◆ YOUR TASK:
The records that follow are to be repeated without alteration.

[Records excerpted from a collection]
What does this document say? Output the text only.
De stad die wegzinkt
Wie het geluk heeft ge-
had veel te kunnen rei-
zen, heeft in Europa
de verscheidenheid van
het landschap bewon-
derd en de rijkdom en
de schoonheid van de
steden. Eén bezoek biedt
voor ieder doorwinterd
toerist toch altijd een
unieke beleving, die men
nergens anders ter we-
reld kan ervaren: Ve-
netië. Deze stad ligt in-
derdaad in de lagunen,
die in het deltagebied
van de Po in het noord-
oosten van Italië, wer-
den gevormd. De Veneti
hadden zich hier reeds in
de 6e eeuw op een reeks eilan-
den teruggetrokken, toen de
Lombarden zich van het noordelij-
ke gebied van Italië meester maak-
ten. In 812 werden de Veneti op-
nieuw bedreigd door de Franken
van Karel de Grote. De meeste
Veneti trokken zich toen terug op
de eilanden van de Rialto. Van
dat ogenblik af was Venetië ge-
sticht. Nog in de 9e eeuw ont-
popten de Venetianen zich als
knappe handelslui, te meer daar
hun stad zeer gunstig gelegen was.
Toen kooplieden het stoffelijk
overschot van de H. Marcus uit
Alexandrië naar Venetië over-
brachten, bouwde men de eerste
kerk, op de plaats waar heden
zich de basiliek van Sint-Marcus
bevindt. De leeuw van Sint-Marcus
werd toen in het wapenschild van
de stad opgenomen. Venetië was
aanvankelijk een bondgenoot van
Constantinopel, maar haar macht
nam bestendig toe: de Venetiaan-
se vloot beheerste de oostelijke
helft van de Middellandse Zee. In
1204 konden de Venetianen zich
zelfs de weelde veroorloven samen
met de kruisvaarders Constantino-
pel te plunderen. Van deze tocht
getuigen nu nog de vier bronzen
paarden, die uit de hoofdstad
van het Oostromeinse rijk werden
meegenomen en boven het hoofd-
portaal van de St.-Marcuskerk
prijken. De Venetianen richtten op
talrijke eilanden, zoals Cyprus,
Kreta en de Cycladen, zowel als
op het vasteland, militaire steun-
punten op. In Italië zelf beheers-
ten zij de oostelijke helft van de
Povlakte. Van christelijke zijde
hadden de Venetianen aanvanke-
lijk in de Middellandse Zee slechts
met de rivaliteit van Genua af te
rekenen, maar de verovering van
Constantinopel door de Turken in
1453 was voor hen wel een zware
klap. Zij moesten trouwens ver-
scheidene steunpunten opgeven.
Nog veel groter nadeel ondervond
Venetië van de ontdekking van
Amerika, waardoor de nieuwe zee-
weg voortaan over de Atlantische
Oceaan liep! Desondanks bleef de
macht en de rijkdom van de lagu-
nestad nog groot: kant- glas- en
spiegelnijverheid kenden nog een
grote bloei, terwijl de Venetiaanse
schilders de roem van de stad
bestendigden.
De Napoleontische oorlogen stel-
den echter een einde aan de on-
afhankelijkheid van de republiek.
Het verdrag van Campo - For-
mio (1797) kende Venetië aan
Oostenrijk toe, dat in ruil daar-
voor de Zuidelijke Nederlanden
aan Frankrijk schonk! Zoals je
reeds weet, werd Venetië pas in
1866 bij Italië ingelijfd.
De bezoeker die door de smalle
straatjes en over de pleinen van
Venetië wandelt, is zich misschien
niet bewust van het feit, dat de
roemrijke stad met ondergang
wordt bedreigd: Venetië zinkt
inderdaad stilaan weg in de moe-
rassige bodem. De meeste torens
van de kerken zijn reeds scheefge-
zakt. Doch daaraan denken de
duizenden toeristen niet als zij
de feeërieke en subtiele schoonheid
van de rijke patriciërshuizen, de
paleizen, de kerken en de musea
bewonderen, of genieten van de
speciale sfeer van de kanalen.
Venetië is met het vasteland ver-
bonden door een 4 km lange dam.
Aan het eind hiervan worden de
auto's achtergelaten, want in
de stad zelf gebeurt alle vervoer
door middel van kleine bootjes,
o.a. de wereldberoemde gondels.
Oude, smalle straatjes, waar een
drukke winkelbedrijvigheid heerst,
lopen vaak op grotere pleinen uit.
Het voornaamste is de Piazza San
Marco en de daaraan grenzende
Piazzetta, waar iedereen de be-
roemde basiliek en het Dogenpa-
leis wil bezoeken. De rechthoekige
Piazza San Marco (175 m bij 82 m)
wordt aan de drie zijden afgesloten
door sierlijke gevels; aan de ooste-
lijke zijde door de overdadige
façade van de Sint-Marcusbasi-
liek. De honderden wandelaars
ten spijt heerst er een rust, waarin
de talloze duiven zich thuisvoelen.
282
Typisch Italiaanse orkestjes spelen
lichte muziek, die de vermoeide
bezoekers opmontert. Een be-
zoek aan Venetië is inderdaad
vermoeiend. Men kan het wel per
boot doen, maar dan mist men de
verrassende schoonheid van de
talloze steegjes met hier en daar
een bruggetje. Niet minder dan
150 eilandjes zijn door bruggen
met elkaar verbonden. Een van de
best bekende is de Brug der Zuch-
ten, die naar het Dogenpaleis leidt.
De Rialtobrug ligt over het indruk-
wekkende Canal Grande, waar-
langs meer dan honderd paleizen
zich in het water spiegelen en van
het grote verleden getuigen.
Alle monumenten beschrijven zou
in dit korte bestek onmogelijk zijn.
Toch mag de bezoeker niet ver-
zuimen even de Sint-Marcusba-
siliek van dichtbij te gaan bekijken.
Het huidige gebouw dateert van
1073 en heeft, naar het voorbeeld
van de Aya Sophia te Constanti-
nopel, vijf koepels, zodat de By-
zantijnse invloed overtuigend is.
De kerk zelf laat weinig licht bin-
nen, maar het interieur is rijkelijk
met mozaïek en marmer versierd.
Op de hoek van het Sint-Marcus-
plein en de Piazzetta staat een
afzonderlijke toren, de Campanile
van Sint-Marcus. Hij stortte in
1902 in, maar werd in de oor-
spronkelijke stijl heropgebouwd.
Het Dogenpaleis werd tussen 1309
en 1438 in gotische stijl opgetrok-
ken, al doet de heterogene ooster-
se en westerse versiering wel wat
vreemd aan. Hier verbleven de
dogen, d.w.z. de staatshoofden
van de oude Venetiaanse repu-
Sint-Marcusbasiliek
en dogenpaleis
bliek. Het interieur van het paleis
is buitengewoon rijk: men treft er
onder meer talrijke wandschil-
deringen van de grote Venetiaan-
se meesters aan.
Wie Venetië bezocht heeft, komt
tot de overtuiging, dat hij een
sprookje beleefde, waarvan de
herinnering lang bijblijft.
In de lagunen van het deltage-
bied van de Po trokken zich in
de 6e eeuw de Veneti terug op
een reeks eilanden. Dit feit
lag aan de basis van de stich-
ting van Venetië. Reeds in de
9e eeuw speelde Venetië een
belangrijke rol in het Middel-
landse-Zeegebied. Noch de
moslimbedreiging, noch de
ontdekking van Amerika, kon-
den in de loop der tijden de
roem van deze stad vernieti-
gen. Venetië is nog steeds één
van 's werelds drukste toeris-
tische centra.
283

◆ THE ANSWER:
What does this document say? Output the text only.
De stad die wegzinkt
Wie het geluk heeft ge-
had veel te kunnen rei-
zen, heeft in Europa
de verscheidenheid van
het landschap bewon-
derd en de rijkdom en
de schoonheid van de
steden. Eén bezoek biedt
voor ieder doorwinterd
toerist toch altijd een
unieke beleving, die men
nergens anders ter we-
reld kan ervaren: Ve-
netië. Deze stad ligt in-
derdaad in de lagunen,
die in het deltagebied
van de Po in het noord-
oosten van Italië, wer-
den gevormd. De Veneti
hadden zich hier reeds in
de 6e eeuw op een reeks eilan-
den teruggetrokken, toen de
Lombarden zich van het noordelij-
ke gebied van Italië meester maak-
ten. In 812 werden de Veneti op-
nieuw bedreigd door de Franken
van Karel de Grote. De meeste
Veneti trokken zich toen terug op
de eilanden van de Rialto. Van
dat ogenblik af was Venetië ge-
sticht. Nog in de 9e eeuw ont-
popten de Venetianen zich als
knappe handelslui, te meer daar
hun stad zeer gunstig gelegen was.
Toen kooplieden het stoffelijk
overschot van de H. Marcus uit
Alexandrië naar Venetië over-
brachten, bouwde men de eerste
kerk, op de plaats waar heden
zich de basiliek van Sint-Marcus
bevindt. De leeuw van Sint-Marcus
werd toen in het wapenschild van
de stad opgenomen. Venetië was
aanvankelijk een bondgenoot van
Constantinopel, maar haar macht
nam bestendig toe: de Venetiaan-
se vloot beheerste de oostelijke
helft van de Middellandse Zee. In
1204 konden de Venetianen zich
zelfs de weelde veroorloven samen
met de kruisvaarders Constantino-
pel te plunderen. Van deze tocht
getuigen nu nog de vier bronzen
paarden, die uit de hoofdstad
van het Oostromeinse rijk werden
meegenomen en boven het hoofd-
portaal van de St.-Marcuskerk
prijken. De Venetianen richtten op
talrijke eilanden, zoals Cyprus,
Kreta en de Cycladen, zowel als
op het vasteland, militaire steun-
punten op. In Italië zelf beheers-
ten zij de oostelijke helft van de
Povlakte. Van christelijke zijde
hadden de Venetianen aanvanke-
lijk in de Middellandse Zee slechts
met de rivaliteit van Genua af te
rekenen, maar de verovering van
Constantinopel door de Turken in
1453 was voor hen wel een zware
klap. Zij moesten trouwens ver-
scheidene steunpunten opgeven.
Nog veel groter nadeel ondervond
Venetië van de ontdekking van
Amerika, waardoor de nieuwe zee-
weg voortaan over de Atlantische
Oceaan liep! Desondanks bleef de
macht en de rijkdom van de lagu-
nestad nog groot: kant- glas- en
spiegelnijverheid kenden nog een
grote bloei, terwijl de Venetiaanse
schilders de roem van de stad
bestendigden.
De Napoleontische oorlogen stel-
den echter een einde aan de on-
afhankelijkheid van de republiek.
Het verdrag van Campo - For-
mio (1797) kende Venetië aan
Oostenrijk toe, dat in ruil daar-
voor de Zuidelijke Nederlanden
aan Frankrijk schonk! Zoals je
reeds weet, werd Venetië pas in
1866 bij Italië ingelijfd.
De bezoeker die door de smalle
straatjes en over de pleinen van
Venetië wandelt, is zich misschien
niet bewust van het feit, dat de
roemrijke stad met ondergang
wordt bedreigd: Venetië zinkt
inderdaad stilaan weg in de moe-
rassige bodem. De meeste torens
van de kerken zijn reeds scheefge-
zakt. Doch daaraan denken de
duizenden toeristen niet als zij
de feeërieke en subtiele schoonheid
van de rijke patriciërshuizen, de
paleizen, de kerken en de musea
bewonderen, of genieten van de
speciale sfeer van de kanalen.
Venetië is met het vasteland ver-
bonden door een 4 km lange dam.
Aan het eind hiervan worden de
auto's achtergelaten, want in
de stad zelf gebeurt alle vervoer
door middel van kleine bootjes,
o.a. de wereldberoemde gondels.
Oude, smalle straatjes, waar een
drukke winkelbedrijvigheid heerst,
lopen vaak op grotere pleinen uit.
Het voornaamste is de Piazza San
Marco en de daaraan grenzende
Piazzetta, waar iedereen de be-
roemde basiliek en het Dogenpa-
leis wil bezoeken. De rechthoekige
Piazza San Marco (175 m bij 82 m)
wordt aan de drie zijden afgesloten
door sierlijke gevels; aan de ooste-
lijke zijde door de overdadige
façade van de Sint-Marcusbasi-
liek. De honderden wandelaars
ten spijt heerst er een rust, waarin
de talloze duiven zich thuisvoelen.
282
Typisch Italiaanse orkestjes spelen
lichte muziek, die de vermoeide
bezoekers opmontert. Een be-
zoek aan Venetië is inderdaad
vermoeiend. Men kan het wel per
boot doen, maar dan mist men de
verrassende schoonheid van de
talloze steegjes met hier en daar
een bruggetje. Niet minder dan
150 eilandjes zijn door bruggen
met elkaar verbonden. Een van de
best bekende is de Brug der Zuch-
ten, die naar het Dogenpaleis leidt.
De Rialtobrug ligt over het indruk-
wekkende Canal Grande, waar-
langs meer dan honderd paleizen
zich in het water spiegelen en van
het grote verleden getuigen.
Alle monumenten beschrijven zou
in dit korte bestek onmogelijk zijn.
Toch mag de bezoeker niet ver-
zuimen even de Sint-Marcusba-
siliek van dichtbij te gaan bekijken.
Het huidige gebouw dateert van
1073 en heeft, naar het voorbeeld
van de Aya Sophia te Constanti-
nopel, vijf koepels, zodat de By-
zantijnse invloed overtuigend is.
De kerk zelf laat weinig licht bin-
nen, maar het interieur is rijkelijk
met mozaïek en marmer versierd.
Op de hoek van het Sint-Marcus-
plein en de Piazzetta staat een
afzonderlijke toren, de Campanile
van Sint-Marcus. Hij stortte in
1902 in, maar werd in de oor-
spronkelijke stijl heropgebouwd.
Het Dogenpaleis werd tussen 1309
en 1438 in gotische stijl opgetrok-
ken, al doet de heterogene ooster-
se en westerse versiering wel wat
vreemd aan. Hier verbleven de
dogen, d.w.z. de staatshoofden
van de oude Venetiaanse repu-
Sint-Marcusbasiliek
en dogenpaleis
bliek. Het interieur van het paleis
is buitengewoon rijk: men treft er
onder meer talrijke wandschil-
deringen van de grote Venetiaan-
se meesters aan.
Wie Venetië bezocht heeft, komt
tot de overtuiging, dat hij een
sprookje beleefde, waarvan de
herinnering lang bijblijft.
In de lagunen van het deltage-
bied van de Po trokken zich in
de 6e eeuw de Veneti terug op
een reeks eilanden. Dit feit
lag aan de basis van de stich-
ting van Venetië. Reeds in de
9e eeuw speelde Venetië een
belangrijke rol in het Middel-
landse-Zeegebied. Noch de
moslimbedreiging, noch de
ontdekking van Amerika, kon-
den in de loop der tijden de
roem van deze stad vernieti-
gen. Venetië is nog steeds één
van 's werelds drukste toeris-
tische centra.
283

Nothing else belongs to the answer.